··· Data shown
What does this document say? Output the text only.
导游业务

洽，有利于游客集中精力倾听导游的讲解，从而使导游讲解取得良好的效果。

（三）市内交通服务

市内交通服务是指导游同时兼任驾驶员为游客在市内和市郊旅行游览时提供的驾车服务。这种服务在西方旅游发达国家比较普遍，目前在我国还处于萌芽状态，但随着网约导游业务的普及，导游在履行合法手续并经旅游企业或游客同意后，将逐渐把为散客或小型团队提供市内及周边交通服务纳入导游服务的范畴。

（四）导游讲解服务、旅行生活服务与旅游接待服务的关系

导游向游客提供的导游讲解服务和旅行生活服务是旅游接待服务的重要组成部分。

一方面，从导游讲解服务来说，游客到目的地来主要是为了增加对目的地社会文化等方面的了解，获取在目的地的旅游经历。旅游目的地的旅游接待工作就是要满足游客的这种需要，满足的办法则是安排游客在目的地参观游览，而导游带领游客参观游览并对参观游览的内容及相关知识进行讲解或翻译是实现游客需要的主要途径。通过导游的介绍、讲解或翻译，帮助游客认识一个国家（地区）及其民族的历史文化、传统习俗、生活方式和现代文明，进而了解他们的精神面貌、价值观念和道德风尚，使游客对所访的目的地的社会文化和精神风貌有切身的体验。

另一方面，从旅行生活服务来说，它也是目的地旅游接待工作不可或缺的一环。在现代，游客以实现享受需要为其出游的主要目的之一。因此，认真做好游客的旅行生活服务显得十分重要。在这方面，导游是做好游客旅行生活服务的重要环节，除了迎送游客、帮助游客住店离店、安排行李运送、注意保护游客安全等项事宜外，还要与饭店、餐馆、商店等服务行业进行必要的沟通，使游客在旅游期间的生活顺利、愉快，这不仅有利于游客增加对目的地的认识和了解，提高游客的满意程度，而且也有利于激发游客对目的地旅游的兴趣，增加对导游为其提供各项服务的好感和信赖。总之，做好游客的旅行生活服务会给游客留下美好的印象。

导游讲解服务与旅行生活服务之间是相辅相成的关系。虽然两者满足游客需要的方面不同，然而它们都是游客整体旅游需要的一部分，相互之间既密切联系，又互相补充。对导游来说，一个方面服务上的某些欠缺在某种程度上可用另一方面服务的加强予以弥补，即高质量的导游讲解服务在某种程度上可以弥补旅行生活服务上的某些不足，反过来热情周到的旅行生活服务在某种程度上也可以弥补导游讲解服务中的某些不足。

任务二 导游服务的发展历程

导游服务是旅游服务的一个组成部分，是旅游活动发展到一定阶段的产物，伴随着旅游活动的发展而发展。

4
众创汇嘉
······
Output the entries verbatim.

What does this document say? Output the text only.
导游业务

洽，有利于游客集中精力倾听导游的讲解，从而使导游讲解取得良好的效果。

（三）市内交通服务

市内交通服务是指导游同时兼任驾驶员为游客在市内和市郊旅行游览时提供的驾车服务。这种服务在西方旅游发达国家比较普遍，目前在我国还处于萌芽状态，但随着网约导游业务的普及，导游在履行合法手续并经旅游企业或游客同意后，将逐渐把为散客或小型团队提供市内及周边交通服务纳入导游服务的范畴。

（四）导游讲解服务、旅行生活服务与旅游接待服务的关系

导游向游客提供的导游讲解服务和旅行生活服务是旅游接待服务的重要组成部分。

一方面，从导游讲解服务来说，游客到目的地来主要是为了增加对目的地社会文化等方面的了解，获取在目的地的旅游经历。旅游目的地的旅游接待工作就是要满足游客的这种需要，满足的办法则是安排游客在目的地参观游览，而导游带领游客参观游览并对参观游览的内容及相关知识进行讲解或翻译是实现游客需要的主要途径。通过导游的介绍、讲解或翻译，帮助游客认识一个国家（地区）及其民族的历史文化、传统习俗、生活方式和现代文明，进而了解他们的精神面貌、价值观念和道德风尚，使游客对所访的目的地的社会文化和精神风貌有切身的体验。

另一方面，从旅行生活服务来说，它也是目的地旅游接待工作不可或缺的一环。在现代，游客以实现享受需要为其出游的主要目的之一。因此，认真做好游客的旅行生活服务显得十分重要。在这方面，导游是做好游客旅行生活服务的重要环节，除了迎送游客、帮助游客住店离店、安排行李运送、注意保护游客安全等项事宜外，还要与饭店、餐馆、商店等服务行业进行必要的沟通，使游客在旅游期间的生活顺利、愉快，这不仅有利于游客增加对目的地的认识和了解，提高游客的满意程度，而且也有利于激发游客对目的地旅游的兴趣，增加对导游为其提供各项服务的好感和信赖。总之，做好游客的旅行生活服务会给游客留下美好的印象。

导游讲解服务与旅行生活服务之间是相辅相成的关系。虽然两者满足游客需要的方面不同，然而它们都是游客整体旅游需要的一部分，相互之间既密切联系，又互相补充。对导游来说，一个方面服务上的某些欠缺在某种程度上可用另一方面服务的加强予以弥补，即高质量的导游讲解服务在某种程度上可以弥补旅行生活服务上的某些不足，反过来热情周到的旅行生活服务在某种程度上也可以弥补导游讲解服务中的某些不足。

任务二 导游服务的发展历程

导游服务是旅游服务的一个组成部分，是旅游活动发展到一定阶段的产物，伴随着旅游活动的发展而发展。

4
众创汇嘉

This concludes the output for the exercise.